Collection entries:
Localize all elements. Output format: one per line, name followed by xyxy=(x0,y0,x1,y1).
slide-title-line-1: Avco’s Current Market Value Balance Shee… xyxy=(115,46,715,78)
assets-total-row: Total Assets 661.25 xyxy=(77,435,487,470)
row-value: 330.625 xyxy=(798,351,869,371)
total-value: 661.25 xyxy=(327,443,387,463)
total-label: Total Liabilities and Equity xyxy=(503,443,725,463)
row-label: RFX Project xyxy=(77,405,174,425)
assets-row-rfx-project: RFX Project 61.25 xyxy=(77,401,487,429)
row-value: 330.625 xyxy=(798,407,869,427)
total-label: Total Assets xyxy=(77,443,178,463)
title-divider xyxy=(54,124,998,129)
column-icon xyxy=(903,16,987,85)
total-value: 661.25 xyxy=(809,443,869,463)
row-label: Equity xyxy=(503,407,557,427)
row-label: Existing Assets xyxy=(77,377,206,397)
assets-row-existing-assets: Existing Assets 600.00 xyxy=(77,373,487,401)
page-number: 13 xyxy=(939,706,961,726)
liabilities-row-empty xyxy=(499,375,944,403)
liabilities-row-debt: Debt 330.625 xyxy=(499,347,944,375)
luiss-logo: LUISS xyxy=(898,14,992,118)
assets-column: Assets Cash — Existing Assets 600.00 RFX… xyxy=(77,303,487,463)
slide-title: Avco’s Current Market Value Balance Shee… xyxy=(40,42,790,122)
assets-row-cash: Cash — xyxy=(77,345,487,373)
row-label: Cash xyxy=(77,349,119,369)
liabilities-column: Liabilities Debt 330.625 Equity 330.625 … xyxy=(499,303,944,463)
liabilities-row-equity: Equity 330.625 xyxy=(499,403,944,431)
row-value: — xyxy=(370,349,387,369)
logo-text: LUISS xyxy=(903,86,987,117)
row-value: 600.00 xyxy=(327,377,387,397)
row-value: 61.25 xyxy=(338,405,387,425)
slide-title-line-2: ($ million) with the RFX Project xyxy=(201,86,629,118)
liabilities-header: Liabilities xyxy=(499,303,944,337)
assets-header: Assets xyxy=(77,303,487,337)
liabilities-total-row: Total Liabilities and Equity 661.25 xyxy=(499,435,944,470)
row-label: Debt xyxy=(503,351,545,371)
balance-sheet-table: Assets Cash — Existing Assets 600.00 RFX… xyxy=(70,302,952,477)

■ Brief:
Reproduce every line of the listing above word for word.

■ Result for this task:
Localize all elements. Output format: one per line, name followed by xyxy=(x0,y0,x1,y1).
slide-title-line-1: Avco’s Current Market Value Balance Shee… xyxy=(115,46,715,78)
assets-total-row: Total Assets 661.25 xyxy=(77,435,487,470)
row-value: 330.625 xyxy=(798,351,869,371)
total-value: 661.25 xyxy=(327,443,387,463)
total-label: Total Liabilities and Equity xyxy=(503,443,725,463)
row-label: RFX Project xyxy=(77,405,174,425)
assets-row-rfx-project: RFX Project 61.25 xyxy=(77,401,487,429)
row-value: 330.625 xyxy=(798,407,869,427)
total-label: Total Assets xyxy=(77,443,178,463)
title-divider xyxy=(54,124,998,129)
column-icon xyxy=(903,16,987,85)
total-value: 661.25 xyxy=(809,443,869,463)
row-label: Equity xyxy=(503,407,557,427)
row-label: Existing Assets xyxy=(77,377,206,397)
assets-row-existing-assets: Existing Assets 600.00 xyxy=(77,373,487,401)
page-number: 13 xyxy=(939,706,961,726)
liabilities-row-empty xyxy=(499,375,944,403)
liabilities-row-debt: Debt 330.625 xyxy=(499,347,944,375)
luiss-logo: LUISS xyxy=(898,14,992,118)
assets-column: Assets Cash — Existing Assets 600.00 RFX… xyxy=(77,303,487,463)
slide-title: Avco’s Current Market Value Balance Shee… xyxy=(40,42,790,122)
assets-row-cash: Cash — xyxy=(77,345,487,373)
row-label: Cash xyxy=(77,349,119,369)
liabilities-column: Liabilities Debt 330.625 Equity 330.625 … xyxy=(499,303,944,463)
liabilities-row-equity: Equity 330.625 xyxy=(499,403,944,431)
row-value: — xyxy=(370,349,387,369)
logo-text: LUISS xyxy=(903,86,987,117)
row-value: 600.00 xyxy=(327,377,387,397)
row-value: 61.25 xyxy=(338,405,387,425)
slide-title-line-2: ($ million) with the RFX Project xyxy=(201,86,629,118)
liabilities-header: Liabilities xyxy=(499,303,944,337)
assets-header: Assets xyxy=(77,303,487,337)
liabilities-total-row: Total Liabilities and Equity 661.25 xyxy=(499,435,944,470)
row-label: Debt xyxy=(503,351,545,371)
balance-sheet-table: Assets Cash — Existing Assets 600.00 RFX… xyxy=(70,302,952,477)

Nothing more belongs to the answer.